Copy every record below, exactly as written.

Records provided —
■ ■ ■ ■ ■
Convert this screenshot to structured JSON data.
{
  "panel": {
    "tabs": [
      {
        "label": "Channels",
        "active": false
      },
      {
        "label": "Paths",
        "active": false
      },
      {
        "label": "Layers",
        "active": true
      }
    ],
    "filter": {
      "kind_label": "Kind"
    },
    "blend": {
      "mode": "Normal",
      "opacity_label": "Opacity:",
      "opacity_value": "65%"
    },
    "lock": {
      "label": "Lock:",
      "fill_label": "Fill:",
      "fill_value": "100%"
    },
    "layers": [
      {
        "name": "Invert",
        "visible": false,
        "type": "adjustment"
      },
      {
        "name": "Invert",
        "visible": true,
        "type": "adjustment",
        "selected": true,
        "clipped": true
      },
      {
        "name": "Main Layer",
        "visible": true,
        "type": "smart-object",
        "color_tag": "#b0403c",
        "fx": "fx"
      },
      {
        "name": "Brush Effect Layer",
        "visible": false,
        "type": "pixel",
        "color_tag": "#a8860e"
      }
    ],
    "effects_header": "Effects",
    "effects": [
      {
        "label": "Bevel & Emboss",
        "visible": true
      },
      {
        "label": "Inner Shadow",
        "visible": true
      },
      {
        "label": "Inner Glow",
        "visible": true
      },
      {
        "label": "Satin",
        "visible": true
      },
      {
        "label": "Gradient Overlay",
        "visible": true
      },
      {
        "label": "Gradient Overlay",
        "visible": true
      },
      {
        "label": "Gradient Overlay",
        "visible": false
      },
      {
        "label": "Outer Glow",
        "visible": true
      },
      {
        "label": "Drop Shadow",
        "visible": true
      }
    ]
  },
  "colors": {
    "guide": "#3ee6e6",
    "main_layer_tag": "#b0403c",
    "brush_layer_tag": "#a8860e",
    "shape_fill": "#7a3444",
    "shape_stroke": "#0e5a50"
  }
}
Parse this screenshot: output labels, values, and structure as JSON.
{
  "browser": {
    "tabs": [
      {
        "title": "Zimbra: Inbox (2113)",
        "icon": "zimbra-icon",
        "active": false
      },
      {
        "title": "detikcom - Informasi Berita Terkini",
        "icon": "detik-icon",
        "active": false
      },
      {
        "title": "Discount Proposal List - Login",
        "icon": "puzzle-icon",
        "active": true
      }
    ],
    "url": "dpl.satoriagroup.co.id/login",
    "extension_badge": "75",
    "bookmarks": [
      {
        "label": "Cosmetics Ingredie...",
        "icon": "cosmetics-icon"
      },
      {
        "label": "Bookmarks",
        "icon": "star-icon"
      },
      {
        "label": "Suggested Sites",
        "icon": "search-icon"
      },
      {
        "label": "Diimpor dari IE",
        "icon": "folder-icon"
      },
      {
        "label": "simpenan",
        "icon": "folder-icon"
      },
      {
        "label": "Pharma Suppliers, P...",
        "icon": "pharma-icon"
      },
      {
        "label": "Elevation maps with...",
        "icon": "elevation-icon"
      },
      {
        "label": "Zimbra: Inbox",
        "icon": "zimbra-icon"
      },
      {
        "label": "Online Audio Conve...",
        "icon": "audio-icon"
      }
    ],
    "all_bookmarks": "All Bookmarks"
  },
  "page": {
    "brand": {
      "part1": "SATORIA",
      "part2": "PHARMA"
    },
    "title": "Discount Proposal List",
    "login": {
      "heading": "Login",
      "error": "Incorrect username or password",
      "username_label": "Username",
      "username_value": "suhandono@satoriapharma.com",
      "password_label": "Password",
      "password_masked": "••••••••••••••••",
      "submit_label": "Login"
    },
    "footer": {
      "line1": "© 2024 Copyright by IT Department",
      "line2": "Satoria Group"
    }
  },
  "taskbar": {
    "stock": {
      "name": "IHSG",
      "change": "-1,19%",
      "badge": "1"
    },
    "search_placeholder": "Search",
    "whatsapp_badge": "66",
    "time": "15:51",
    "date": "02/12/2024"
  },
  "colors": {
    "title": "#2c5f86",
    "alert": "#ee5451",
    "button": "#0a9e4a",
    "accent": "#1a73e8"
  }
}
■ ■ ■ ■ ■
Output of the task —
Convert this screenshot to structured JSON data.
{
  "panel": {
    "tabs": [
      {
        "label": "Channels",
        "active": false
      },
      {
        "label": "Paths",
        "active": false
      },
      {
        "label": "Layers",
        "active": true
      }
    ],
    "filter": {
      "kind_label": "Kind"
    },
    "blend": {
      "mode": "Normal",
      "opacity_label": "Opacity:",
      "opacity_value": "65%"
    },
    "lock": {
      "label": "Lock:",
      "fill_label": "Fill:",
      "fill_value": "100%"
    },
    "layers": [
      {
        "name": "Invert",
        "visible": false,
        "type": "adjustment"
      },
      {
        "name": "Invert",
        "visible": true,
        "type": "adjustment",
        "selected": true,
        "clipped": true
      },
      {
        "name": "Main Layer",
        "visible": true,
        "type": "smart-object",
        "color_tag": "#b0403c",
        "fx": "fx"
      },
      {
        "name": "Brush Effect Layer",
        "visible": false,
        "type": "pixel",
        "color_tag": "#a8860e"
      }
    ],
    "effects_header": "Effects",
    "effects": [
      {
        "label": "Bevel & Emboss",
        "visible": true
      },
      {
        "label": "Inner Shadow",
        "visible": true
      },
      {
        "label": "Inner Glow",
        "visible": true
      },
      {
        "label": "Satin",
        "visible": true
      },
      {
        "label": "Gradient Overlay",
        "visible": true
      },
      {
        "label": "Gradient Overlay",
        "visible": true
      },
      {
        "label": "Gradient Overlay",
        "visible": false
      },
      {
        "label": "Outer Glow",
        "visible": true
      },
      {
        "label": "Drop Shadow",
        "visible": true
      }
    ]
  },
  "colors": {
    "guide": "#3ee6e6",
    "main_layer_tag": "#b0403c",
    "brush_layer_tag": "#a8860e",
    "shape_fill": "#7a3444",
    "shape_stroke": "#0e5a50"
  }
}
Parse this screenshot: output labels, values, and structure as JSON.
{
  "browser": {
    "tabs": [
      {
        "title": "Zimbra: Inbox (2113)",
        "icon": "zimbra-icon",
        "active": false
      },
      {
        "title": "detikcom - Informasi Berita Terkini",
        "icon": "detik-icon",
        "active": false
      },
      {
        "title": "Discount Proposal List - Login",
        "icon": "puzzle-icon",
        "active": true
      }
    ],
    "url": "dpl.satoriagroup.co.id/login",
    "extension_badge": "75",
    "bookmarks": [
      {
        "label": "Cosmetics Ingredie...",
        "icon": "cosmetics-icon"
      },
      {
        "label": "Bookmarks",
        "icon": "star-icon"
      },
      {
        "label": "Suggested Sites",
        "icon": "search-icon"
      },
      {
        "label": "Diimpor dari IE",
        "icon": "folder-icon"
      },
      {
        "label": "simpenan",
        "icon": "folder-icon"
      },
      {
        "label": "Pharma Suppliers, P...",
        "icon": "pharma-icon"
      },
      {
        "label": "Elevation maps with...",
        "icon": "elevation-icon"
      },
      {
        "label": "Zimbra: Inbox",
        "icon": "zimbra-icon"
      },
      {
        "label": "Online Audio Conve...",
        "icon": "audio-icon"
      }
    ],
    "all_bookmarks": "All Bookmarks"
  },
  "page": {
    "brand": {
      "part1": "SATORIA",
      "part2": "PHARMA"
    },
    "title": "Discount Proposal List",
    "login": {
      "heading": "Login",
      "error": "Incorrect username or password",
      "username_label": "Username",
      "username_value": "suhandono@satoriapharma.com",
      "password_label": "Password",
      "password_masked": "••••••••••••••••",
      "submit_label": "Login"
    },
    "footer": {
      "line1": "© 2024 Copyright by IT Department",
      "line2": "Satoria Group"
    }
  },
  "taskbar": {
    "stock": {
      "name": "IHSG",
      "change": "-1,19%",
      "badge": "1"
    },
    "search_placeholder": "Search",
    "whatsapp_badge": "66",
    "time": "15:51",
    "date": "02/12/2024"
  },
  "colors": {
    "title": "#2c5f86",
    "alert": "#ee5451",
    "button": "#0a9e4a",
    "accent": "#1a73e8"
  }
}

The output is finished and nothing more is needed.